* begin ENTRIES PROVIDED *

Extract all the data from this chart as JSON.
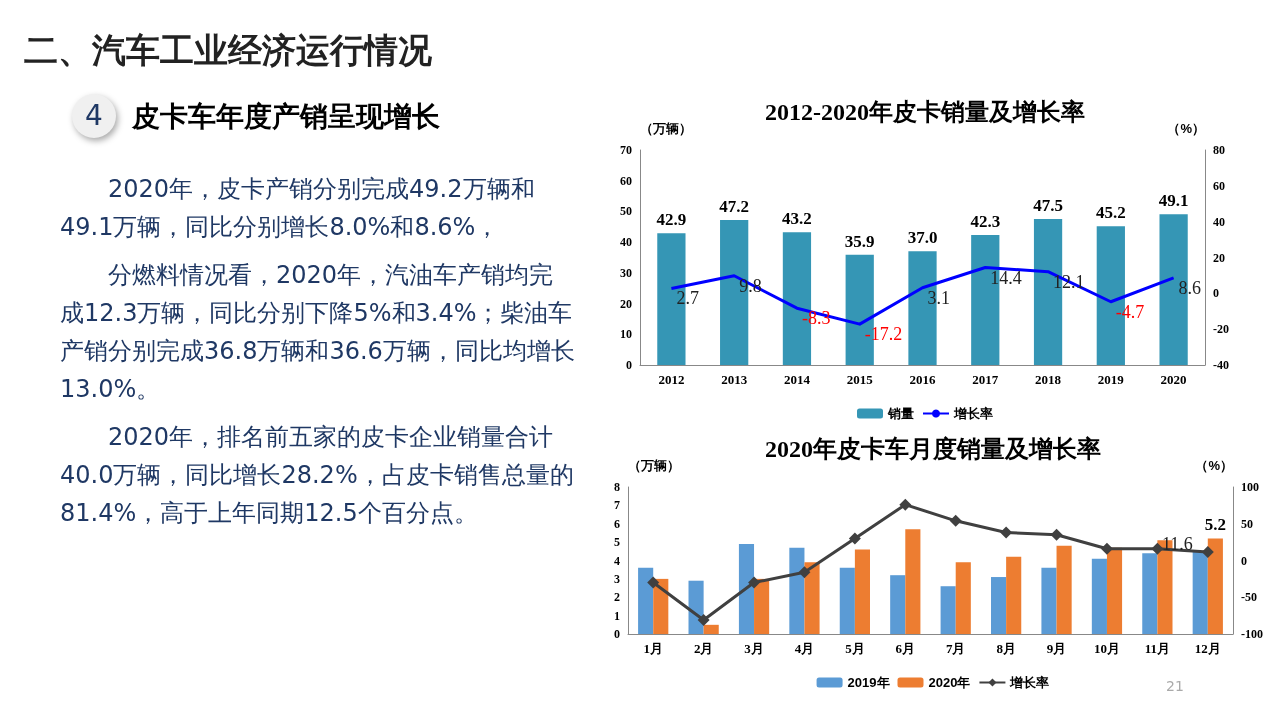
{
  "chart_data": [
    {
      "type": "other",
      "title": "二、汽车工业经济运行情况",
      "annotations": [
        "4",
        "皮卡车年度产销呈现增长",
        "2020年，皮卡产销分别完成49.2万辆和49.1万辆，同比分别增长8.0%和8.6%，",
        "分燃料情况看，2020年，汽油车产销均完成12.3万辆，同比分别下降5%和3.4%；柴油车产销分别完成36.8万辆和36.6万辆，同比均增长13.0%。",
        "2020年，排名前五家的皮卡企业销量合计40.0万辆，同比增长28.2%，占皮卡销售总量的81.4%，高于上年同期12.5个百分点。",
        "21"
      ]
    },
    {
      "type": "bar",
      "title": "2012-2020年皮卡销量及增长率",
      "ylabel": "（万辆）",
      "y2label": "（%）",
      "categories": [
        "2012",
        "2013",
        "2014",
        "2015",
        "2016",
        "2017",
        "2018",
        "2019",
        "2020"
      ],
      "series": [
        {
          "name": "销量",
          "color": "#3596b5",
          "values": [
            42.9,
            47.2,
            43.2,
            35.9,
            37.0,
            42.3,
            47.5,
            45.2,
            49.1
          ],
          "value_labels": [
            "42.9",
            "47.2",
            "43.2",
            "35.9",
            "37.0",
            "42.3",
            "47.5",
            "45.2",
            "49.1"
          ]
        },
        {
          "name": "增长率",
          "type": "line",
          "axis": "y2",
          "color": "#0000ff",
          "values": [
            2.7,
            9.8,
            -8.3,
            -17.2,
            3.1,
            14.4,
            12.1,
            -4.7,
            8.6
          ],
          "value_labels": [
            "2.7",
            "9.8",
            "-8.3",
            "-17.2",
            "3.1",
            "14.4",
            "12.1",
            "-4.7",
            "8.6"
          ]
        }
      ],
      "ylim": [
        0,
        70
      ],
      "yticks": [
        0,
        10,
        20,
        30,
        40,
        50,
        60,
        70
      ],
      "y2lim": [
        -40,
        80
      ],
      "y2ticks": [
        -40,
        -20,
        0,
        20,
        40,
        60,
        80
      ],
      "legend": "bottom",
      "grid": false,
      "marker": "none"
    },
    {
      "type": "bar",
      "title": "2020年皮卡车月度销量及增长率",
      "ylabel": "（万辆）",
      "y2label": "（%）",
      "categories": [
        "1月",
        "2月",
        "3月",
        "4月",
        "5月",
        "6月",
        "7月",
        "8月",
        "9月",
        "10月",
        "11月",
        "12月"
      ],
      "series": [
        {
          "name": "2019年",
          "color": "#5b9bd5",
          "values": [
            3.6,
            2.9,
            4.9,
            4.7,
            3.6,
            3.2,
            2.6,
            3.1,
            3.6,
            4.1,
            4.4,
            4.5
          ]
        },
        {
          "name": "2020年",
          "color": "#ed7d31",
          "values": [
            3.0,
            0.5,
            3.0,
            3.9,
            4.6,
            5.7,
            3.9,
            4.2,
            4.8,
            4.7,
            5.1,
            5.2
          ],
          "value_labels": [
            null,
            null,
            null,
            null,
            null,
            null,
            null,
            null,
            null,
            null,
            null,
            "5.2"
          ]
        },
        {
          "name": "增长率",
          "type": "line",
          "axis": "y2",
          "color": "#404040",
          "marker": "diamond",
          "values": [
            -30,
            -81,
            -30,
            -16,
            30,
            76,
            54,
            38,
            35,
            16,
            16,
            11.6
          ],
          "value_labels": [
            null,
            null,
            null,
            null,
            null,
            null,
            null,
            null,
            null,
            null,
            null,
            "11.6"
          ]
        }
      ],
      "ylim": [
        0,
        8
      ],
      "yticks": [
        0,
        1,
        2,
        3,
        4,
        5,
        6,
        7,
        8
      ],
      "y2lim": [
        -100,
        100
      ],
      "y2ticks": [
        -100,
        -50,
        0,
        50,
        100
      ],
      "legend": "bottom",
      "grid": false
    }
  ]
}
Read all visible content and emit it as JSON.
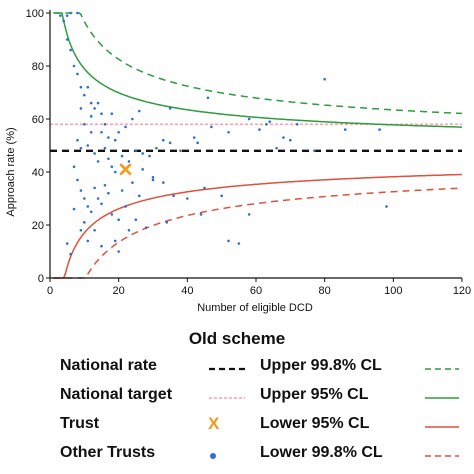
{
  "chart_data": {
    "type": "scatter",
    "title": "",
    "xlabel": "Number of eligible DCD",
    "ylabel": "Approach rate (%)",
    "xlim": [
      0,
      120
    ],
    "ylim": [
      0,
      100
    ],
    "xticks": [
      0,
      20,
      40,
      60,
      80,
      100,
      120
    ],
    "yticks": [
      0,
      20,
      40,
      60,
      80,
      100
    ],
    "national_rate": 48,
    "national_target": 58,
    "trust": {
      "x": 22,
      "y": 41
    },
    "other_trusts": [
      [
        3,
        99
      ],
      [
        5,
        99
      ],
      [
        6,
        100
      ],
      [
        8,
        100
      ],
      [
        4,
        97
      ],
      [
        5,
        90
      ],
      [
        6,
        86
      ],
      [
        7,
        80
      ],
      [
        8,
        77
      ],
      [
        9,
        72
      ],
      [
        10,
        69
      ],
      [
        11,
        72
      ],
      [
        12,
        66
      ],
      [
        10,
        58
      ],
      [
        12,
        61
      ],
      [
        13,
        64
      ],
      [
        14,
        66
      ],
      [
        15,
        55
      ],
      [
        16,
        58
      ],
      [
        18,
        62
      ],
      [
        19,
        52
      ],
      [
        20,
        55
      ],
      [
        22,
        57
      ],
      [
        24,
        60
      ],
      [
        26,
        63
      ],
      [
        8,
        52
      ],
      [
        9,
        49
      ],
      [
        11,
        50
      ],
      [
        13,
        47
      ],
      [
        14,
        44
      ],
      [
        16,
        49
      ],
      [
        17,
        45
      ],
      [
        18,
        42
      ],
      [
        19,
        40
      ],
      [
        21,
        46
      ],
      [
        23,
        44
      ],
      [
        25,
        48
      ],
      [
        27,
        47
      ],
      [
        29,
        46
      ],
      [
        31,
        49
      ],
      [
        33,
        52
      ],
      [
        35,
        51
      ],
      [
        38,
        48
      ],
      [
        42,
        53
      ],
      [
        47,
        57
      ],
      [
        52,
        55
      ],
      [
        58,
        60
      ],
      [
        63,
        58
      ],
      [
        66,
        49
      ],
      [
        68,
        53
      ],
      [
        70,
        52
      ],
      [
        72,
        58
      ],
      [
        77,
        48
      ],
      [
        80,
        75
      ],
      [
        7,
        42
      ],
      [
        8,
        37
      ],
      [
        9,
        33
      ],
      [
        10,
        30
      ],
      [
        11,
        27
      ],
      [
        12,
        25
      ],
      [
        13,
        34
      ],
      [
        14,
        30
      ],
      [
        15,
        28
      ],
      [
        16,
        35
      ],
      [
        17,
        32
      ],
      [
        18,
        24
      ],
      [
        20,
        22
      ],
      [
        22,
        27
      ],
      [
        24,
        36
      ],
      [
        26,
        31
      ],
      [
        30,
        37
      ],
      [
        33,
        36
      ],
      [
        36,
        31
      ],
      [
        40,
        30
      ],
      [
        45,
        34
      ],
      [
        50,
        31
      ],
      [
        5,
        13
      ],
      [
        6,
        9
      ],
      [
        7,
        26
      ],
      [
        9,
        18
      ],
      [
        10,
        21
      ],
      [
        11,
        14
      ],
      [
        13,
        18
      ],
      [
        15,
        12
      ],
      [
        19,
        14
      ],
      [
        20,
        10
      ],
      [
        23,
        18
      ],
      [
        28,
        19
      ],
      [
        34,
        21
      ],
      [
        44,
        24
      ],
      [
        52,
        14
      ],
      [
        55,
        13
      ],
      [
        58,
        24
      ],
      [
        46,
        68
      ],
      [
        61,
        56
      ],
      [
        86,
        56
      ],
      [
        98,
        27
      ],
      [
        12,
        55
      ],
      [
        15,
        62
      ],
      [
        21,
        33
      ],
      [
        27,
        41
      ],
      [
        9,
        64
      ],
      [
        17,
        53
      ],
      [
        25,
        22
      ],
      [
        35,
        64
      ],
      [
        30,
        38
      ],
      [
        43,
        51
      ],
      [
        64,
        59
      ],
      [
        96,
        56
      ]
    ],
    "curve_p": 0.48,
    "z_upper_998": 3.09,
    "z_upper_95": 1.96,
    "z_lower_95": 1.96,
    "z_lower_998": 3.09,
    "colors": {
      "national_rate": "#111111",
      "national_target": "#ff9fb5",
      "upper": "#2e9c3e",
      "lower": "#e0503a",
      "trust": "#f39a1e",
      "other_trusts": "#2a6fd6",
      "axis": "#111111"
    }
  },
  "legend": {
    "title": "Old scheme",
    "national_rate": "National rate",
    "national_target": "National target",
    "trust": "Trust",
    "trust_marker": "X",
    "other_trusts": "Other Trusts",
    "upper_998": "Upper 99.8% CL",
    "upper_95": "Upper 95% CL",
    "lower_95": "Lower 95% CL",
    "lower_998": "Lower 99.8% CL"
  }
}
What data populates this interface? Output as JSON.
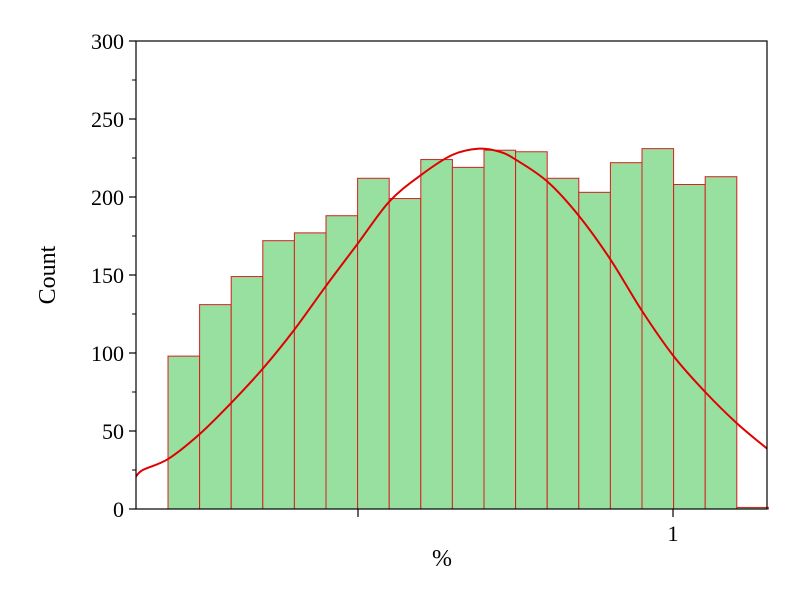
{
  "chart_data": {
    "type": "bar",
    "xlabel": "%",
    "ylabel": "Count",
    "ylim": [
      0,
      300
    ],
    "y_ticks": [
      0,
      50,
      100,
      150,
      200,
      250,
      300
    ],
    "x_tick_labels": [
      "",
      "1"
    ],
    "grid": false,
    "colors": {
      "bar_fill": "#98e0a0",
      "bar_edge": "#d42020",
      "curve": "#e00000",
      "axis": "#000000"
    },
    "series": [
      {
        "type": "histogram",
        "bin_index": [
          1,
          2,
          3,
          4,
          5,
          6,
          7,
          8,
          9,
          10,
          11,
          12,
          13,
          14,
          15,
          16,
          17,
          18,
          19
        ],
        "values": [
          98,
          131,
          149,
          172,
          177,
          188,
          212,
          199,
          224,
          219,
          230,
          229,
          212,
          203,
          222,
          231,
          208,
          213,
          1
        ]
      },
      {
        "type": "line",
        "description": "fitted normal curve",
        "bin_index": [
          -0.04,
          0.2,
          1.0,
          2.0,
          3.0,
          4.0,
          5.0,
          6.0,
          7.0,
          8.0,
          9.0,
          10.0,
          10.85,
          11.5,
          12.0,
          13.0,
          14.0,
          15.0,
          16.0,
          17.0,
          18.0,
          19.0,
          20.0
        ],
        "values": [
          20,
          25,
          32,
          48,
          68,
          90,
          115,
          143,
          170,
          197,
          214,
          227,
          231,
          229,
          224,
          210,
          188,
          160,
          127,
          98,
          75,
          55,
          38
        ]
      }
    ]
  }
}
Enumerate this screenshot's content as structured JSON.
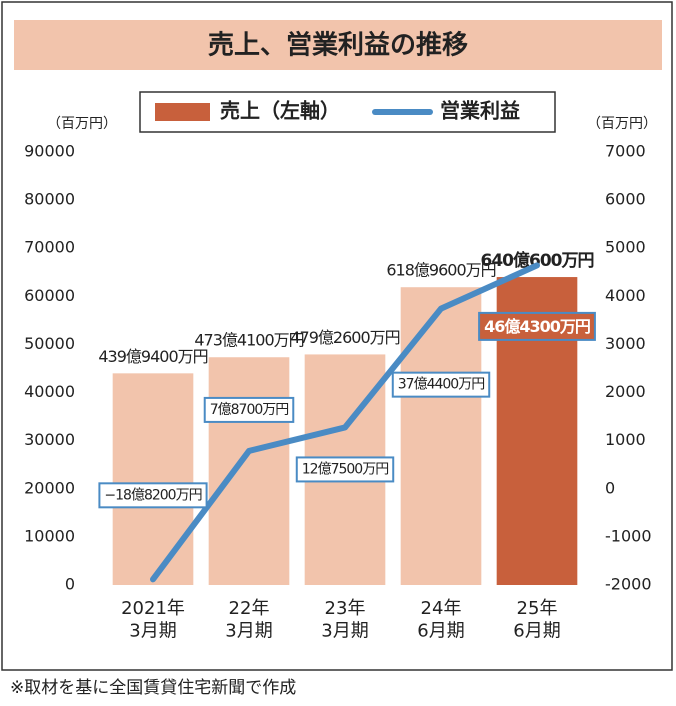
{
  "chart_data": {
    "type": "bar-line",
    "title": "売上、営業利益の推移",
    "y_unit": "（百万円）",
    "y2_unit": "（百万円）",
    "categories": [
      "2021年\n3月期",
      "22年\n3月期",
      "23年\n3月期",
      "24年\n6月期",
      "25年\n6月期"
    ],
    "series": [
      {
        "name": "売上（左軸）",
        "type": "bar",
        "color": "#c8603c",
        "colors": [
          "#f2c4ac",
          "#f2c4ac",
          "#f2c4ac",
          "#f2c4ac",
          "#c8603c"
        ],
        "values": [
          43994,
          47341,
          47926,
          61896,
          64006
        ],
        "value_labels": [
          "439億9400万円",
          "473億4100万円",
          "479億2600万円",
          "618億9600万円",
          "640億600万円"
        ]
      },
      {
        "name": "営業利益",
        "type": "line",
        "axis": "y2",
        "color": "#4a8bc4",
        "values": [
          -1882,
          787,
          1275,
          3744,
          4643
        ],
        "value_labels": [
          "−18億8200万円",
          "7億8700万円",
          "12億7500万円",
          "37億4400万円",
          "46億4300万円"
        ]
      }
    ],
    "ylim": [
      0,
      90000
    ],
    "yticks": [
      0,
      10000,
      20000,
      30000,
      40000,
      50000,
      60000,
      70000,
      80000,
      90000
    ],
    "y2lim": [
      -2000,
      7000
    ],
    "y2ticks": [
      -2000,
      -1000,
      0,
      1000,
      2000,
      3000,
      4000,
      5000,
      6000,
      7000
    ],
    "note": "※取材を基に全国賃貸住宅新聞で作成"
  }
}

* end ENTRIES PROVIDED *

**STATED EXERCISE**
Go through the material above and count the lines that contain "this"; give that number alone.

**THE SOLUTION**
3